In the listing below, locate the lines that hold "薅羊毛神器" and copy them.
_ _ _ _
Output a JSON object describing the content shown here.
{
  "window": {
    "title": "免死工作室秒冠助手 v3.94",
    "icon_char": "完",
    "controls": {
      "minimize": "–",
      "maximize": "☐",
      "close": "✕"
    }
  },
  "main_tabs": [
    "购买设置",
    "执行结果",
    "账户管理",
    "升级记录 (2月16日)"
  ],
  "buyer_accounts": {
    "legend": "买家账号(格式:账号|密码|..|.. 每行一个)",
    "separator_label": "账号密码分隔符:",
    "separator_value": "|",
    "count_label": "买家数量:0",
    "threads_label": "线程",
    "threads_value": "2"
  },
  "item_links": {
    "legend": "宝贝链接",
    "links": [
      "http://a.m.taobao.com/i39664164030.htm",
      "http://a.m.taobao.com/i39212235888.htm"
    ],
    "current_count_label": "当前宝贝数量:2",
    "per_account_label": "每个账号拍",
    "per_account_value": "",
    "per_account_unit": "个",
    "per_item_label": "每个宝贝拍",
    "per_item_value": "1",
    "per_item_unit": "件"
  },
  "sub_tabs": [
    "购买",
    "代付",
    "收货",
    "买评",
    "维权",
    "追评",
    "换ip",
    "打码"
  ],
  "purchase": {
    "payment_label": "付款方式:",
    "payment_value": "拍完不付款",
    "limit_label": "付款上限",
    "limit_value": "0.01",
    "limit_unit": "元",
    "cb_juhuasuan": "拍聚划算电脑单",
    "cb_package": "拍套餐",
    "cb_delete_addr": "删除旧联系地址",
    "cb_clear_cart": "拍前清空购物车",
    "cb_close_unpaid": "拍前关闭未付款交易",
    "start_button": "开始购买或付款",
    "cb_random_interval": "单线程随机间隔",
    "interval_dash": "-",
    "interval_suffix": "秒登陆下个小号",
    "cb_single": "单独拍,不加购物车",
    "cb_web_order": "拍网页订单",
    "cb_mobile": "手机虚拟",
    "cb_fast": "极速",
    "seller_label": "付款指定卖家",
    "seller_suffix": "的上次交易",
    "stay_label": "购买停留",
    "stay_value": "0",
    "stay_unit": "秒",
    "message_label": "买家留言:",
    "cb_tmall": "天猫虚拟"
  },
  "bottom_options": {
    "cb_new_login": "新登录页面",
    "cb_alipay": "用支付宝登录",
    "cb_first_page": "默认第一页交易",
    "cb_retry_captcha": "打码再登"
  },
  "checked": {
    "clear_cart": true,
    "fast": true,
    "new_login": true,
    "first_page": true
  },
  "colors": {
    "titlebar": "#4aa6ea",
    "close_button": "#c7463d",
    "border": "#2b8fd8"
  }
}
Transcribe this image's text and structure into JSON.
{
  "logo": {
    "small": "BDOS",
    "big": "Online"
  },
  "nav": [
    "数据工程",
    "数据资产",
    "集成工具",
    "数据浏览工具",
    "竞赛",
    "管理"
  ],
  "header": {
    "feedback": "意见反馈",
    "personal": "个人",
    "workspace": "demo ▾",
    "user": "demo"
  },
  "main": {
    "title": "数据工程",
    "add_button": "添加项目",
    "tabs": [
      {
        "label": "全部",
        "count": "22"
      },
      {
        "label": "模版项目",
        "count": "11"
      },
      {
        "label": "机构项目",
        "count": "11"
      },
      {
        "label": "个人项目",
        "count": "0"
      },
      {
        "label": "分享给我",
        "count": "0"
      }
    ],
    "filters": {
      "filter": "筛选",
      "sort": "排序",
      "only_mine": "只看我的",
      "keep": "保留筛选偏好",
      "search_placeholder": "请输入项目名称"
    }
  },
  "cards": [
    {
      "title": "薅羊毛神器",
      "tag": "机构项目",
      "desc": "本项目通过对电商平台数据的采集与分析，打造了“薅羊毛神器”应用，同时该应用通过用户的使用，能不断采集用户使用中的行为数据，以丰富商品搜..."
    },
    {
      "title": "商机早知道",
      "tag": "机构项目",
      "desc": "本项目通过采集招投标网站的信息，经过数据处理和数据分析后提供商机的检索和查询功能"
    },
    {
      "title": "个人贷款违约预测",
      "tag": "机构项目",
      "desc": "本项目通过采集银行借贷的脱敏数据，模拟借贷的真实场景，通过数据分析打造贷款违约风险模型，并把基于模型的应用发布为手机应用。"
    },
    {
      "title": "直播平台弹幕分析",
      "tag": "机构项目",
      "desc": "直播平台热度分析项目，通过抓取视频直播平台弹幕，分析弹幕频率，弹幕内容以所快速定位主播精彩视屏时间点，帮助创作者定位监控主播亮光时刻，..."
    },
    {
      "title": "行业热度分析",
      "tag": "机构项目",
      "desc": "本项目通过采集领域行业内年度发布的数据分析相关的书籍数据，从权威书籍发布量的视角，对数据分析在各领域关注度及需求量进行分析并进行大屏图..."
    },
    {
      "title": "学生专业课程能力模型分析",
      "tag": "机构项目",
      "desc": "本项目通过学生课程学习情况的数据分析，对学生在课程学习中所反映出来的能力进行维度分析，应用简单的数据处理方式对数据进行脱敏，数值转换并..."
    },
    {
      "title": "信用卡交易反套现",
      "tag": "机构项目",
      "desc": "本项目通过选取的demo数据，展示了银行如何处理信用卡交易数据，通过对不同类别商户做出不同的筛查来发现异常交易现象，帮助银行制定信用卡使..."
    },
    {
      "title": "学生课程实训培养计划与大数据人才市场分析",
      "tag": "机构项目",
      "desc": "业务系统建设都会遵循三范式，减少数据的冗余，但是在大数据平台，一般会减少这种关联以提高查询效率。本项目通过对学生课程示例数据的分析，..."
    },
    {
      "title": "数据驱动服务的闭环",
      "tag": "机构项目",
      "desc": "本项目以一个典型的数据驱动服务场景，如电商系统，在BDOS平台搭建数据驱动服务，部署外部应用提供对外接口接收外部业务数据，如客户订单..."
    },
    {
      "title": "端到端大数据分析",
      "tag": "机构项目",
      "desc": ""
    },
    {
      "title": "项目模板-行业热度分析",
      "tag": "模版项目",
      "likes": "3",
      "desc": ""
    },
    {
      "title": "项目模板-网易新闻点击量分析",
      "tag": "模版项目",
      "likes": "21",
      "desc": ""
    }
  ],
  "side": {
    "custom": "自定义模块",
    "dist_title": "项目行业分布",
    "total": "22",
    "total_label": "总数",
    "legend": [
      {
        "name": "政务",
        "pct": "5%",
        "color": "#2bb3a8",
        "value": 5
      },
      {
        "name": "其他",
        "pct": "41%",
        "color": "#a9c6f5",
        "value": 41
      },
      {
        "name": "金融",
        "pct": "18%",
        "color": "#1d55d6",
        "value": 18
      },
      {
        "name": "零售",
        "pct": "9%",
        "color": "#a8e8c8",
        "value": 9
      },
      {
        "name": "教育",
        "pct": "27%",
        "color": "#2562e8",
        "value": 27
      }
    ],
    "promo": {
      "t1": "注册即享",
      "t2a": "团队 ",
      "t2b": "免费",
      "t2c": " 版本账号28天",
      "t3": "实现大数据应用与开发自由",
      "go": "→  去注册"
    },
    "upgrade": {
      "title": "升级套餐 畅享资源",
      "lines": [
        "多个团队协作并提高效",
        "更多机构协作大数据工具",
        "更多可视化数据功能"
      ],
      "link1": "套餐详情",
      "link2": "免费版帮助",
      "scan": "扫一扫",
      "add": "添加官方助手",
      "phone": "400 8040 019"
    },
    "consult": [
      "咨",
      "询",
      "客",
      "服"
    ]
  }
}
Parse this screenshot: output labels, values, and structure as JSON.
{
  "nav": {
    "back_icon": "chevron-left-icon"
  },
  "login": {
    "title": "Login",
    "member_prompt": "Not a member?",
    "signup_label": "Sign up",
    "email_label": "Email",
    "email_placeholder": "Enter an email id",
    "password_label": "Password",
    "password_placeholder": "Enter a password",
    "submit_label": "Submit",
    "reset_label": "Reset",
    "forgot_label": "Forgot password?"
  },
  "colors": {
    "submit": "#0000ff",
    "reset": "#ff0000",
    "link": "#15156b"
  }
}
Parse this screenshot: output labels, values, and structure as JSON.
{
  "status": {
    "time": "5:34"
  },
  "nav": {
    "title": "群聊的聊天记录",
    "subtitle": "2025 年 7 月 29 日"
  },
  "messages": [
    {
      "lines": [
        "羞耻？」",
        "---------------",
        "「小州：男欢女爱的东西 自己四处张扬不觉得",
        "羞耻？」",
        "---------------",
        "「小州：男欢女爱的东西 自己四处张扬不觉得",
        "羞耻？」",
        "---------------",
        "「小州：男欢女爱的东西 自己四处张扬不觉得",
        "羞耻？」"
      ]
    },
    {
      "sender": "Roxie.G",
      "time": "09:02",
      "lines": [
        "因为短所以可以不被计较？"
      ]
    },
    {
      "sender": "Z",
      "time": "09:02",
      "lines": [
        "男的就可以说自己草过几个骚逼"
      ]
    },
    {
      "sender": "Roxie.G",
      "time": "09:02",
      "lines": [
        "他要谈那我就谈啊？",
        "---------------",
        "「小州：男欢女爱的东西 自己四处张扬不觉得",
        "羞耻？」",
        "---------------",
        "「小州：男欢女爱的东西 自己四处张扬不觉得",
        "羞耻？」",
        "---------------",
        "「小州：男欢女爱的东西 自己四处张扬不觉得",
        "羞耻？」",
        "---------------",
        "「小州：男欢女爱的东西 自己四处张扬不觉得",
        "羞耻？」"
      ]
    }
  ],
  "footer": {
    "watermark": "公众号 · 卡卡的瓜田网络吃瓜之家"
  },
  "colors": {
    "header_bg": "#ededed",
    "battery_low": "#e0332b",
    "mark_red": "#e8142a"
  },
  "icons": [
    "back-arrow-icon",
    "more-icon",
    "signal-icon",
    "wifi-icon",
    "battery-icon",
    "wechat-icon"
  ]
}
_ _ _ _
Solved problem:
      "title": "薅羊毛神器",
      "desc": "本项目通过对电商平台数据的采集与分析，打造了“薅羊毛神器”应用，同时该应用通过用户的使用，能不断采集用户使用中的行为数据，以丰富商品搜..."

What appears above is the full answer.